Your task
A single number is the answer here: how many lines of the entries contain "桁であるので"?

Records supplied
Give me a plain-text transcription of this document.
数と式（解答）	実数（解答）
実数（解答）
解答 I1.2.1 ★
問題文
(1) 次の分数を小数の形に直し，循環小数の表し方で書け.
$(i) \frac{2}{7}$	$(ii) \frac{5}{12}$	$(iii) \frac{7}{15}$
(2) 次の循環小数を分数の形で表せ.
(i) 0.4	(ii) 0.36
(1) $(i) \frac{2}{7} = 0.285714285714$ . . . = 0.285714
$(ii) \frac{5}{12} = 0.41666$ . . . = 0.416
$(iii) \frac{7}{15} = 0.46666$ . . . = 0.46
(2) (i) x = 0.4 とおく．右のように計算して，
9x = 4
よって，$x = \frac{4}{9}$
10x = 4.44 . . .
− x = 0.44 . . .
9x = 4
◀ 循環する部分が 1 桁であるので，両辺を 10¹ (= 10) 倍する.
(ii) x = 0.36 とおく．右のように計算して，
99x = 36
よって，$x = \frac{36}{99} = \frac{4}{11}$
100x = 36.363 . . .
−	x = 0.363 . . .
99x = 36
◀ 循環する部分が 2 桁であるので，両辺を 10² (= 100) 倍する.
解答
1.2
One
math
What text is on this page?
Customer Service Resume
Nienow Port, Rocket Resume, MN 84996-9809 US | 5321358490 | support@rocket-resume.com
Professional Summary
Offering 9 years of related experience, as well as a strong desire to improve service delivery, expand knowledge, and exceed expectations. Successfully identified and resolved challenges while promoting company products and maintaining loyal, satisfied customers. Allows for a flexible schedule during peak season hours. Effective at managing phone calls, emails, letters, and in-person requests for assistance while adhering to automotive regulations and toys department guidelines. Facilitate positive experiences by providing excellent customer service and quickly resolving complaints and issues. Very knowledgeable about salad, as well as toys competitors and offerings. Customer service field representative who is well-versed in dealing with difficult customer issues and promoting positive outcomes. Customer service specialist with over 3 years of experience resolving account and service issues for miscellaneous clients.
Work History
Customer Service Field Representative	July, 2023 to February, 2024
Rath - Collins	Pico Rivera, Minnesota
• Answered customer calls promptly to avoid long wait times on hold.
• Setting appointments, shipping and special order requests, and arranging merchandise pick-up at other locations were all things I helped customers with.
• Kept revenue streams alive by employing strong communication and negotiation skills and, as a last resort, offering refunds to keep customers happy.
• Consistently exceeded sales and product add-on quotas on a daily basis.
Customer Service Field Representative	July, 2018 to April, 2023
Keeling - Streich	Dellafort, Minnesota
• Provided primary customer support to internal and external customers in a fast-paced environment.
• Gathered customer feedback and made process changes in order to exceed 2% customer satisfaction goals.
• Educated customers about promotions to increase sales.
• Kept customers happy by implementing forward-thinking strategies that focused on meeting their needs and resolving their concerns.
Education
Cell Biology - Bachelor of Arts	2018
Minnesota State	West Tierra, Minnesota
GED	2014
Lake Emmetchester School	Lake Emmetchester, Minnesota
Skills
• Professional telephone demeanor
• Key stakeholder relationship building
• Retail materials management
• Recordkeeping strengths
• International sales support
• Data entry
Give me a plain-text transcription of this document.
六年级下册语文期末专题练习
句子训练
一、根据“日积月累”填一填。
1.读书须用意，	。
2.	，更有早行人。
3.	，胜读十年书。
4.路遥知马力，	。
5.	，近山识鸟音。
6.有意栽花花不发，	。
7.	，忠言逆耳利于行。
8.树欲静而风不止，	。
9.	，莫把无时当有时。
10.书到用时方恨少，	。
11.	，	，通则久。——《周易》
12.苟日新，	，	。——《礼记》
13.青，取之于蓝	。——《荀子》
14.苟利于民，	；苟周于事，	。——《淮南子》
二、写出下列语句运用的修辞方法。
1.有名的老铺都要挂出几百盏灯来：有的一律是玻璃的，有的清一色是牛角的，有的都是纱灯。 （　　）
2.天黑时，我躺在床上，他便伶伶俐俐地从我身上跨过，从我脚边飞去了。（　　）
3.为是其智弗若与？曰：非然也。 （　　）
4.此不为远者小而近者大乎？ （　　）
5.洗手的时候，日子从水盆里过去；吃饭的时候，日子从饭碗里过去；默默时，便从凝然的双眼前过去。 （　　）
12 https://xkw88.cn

Result of this task
2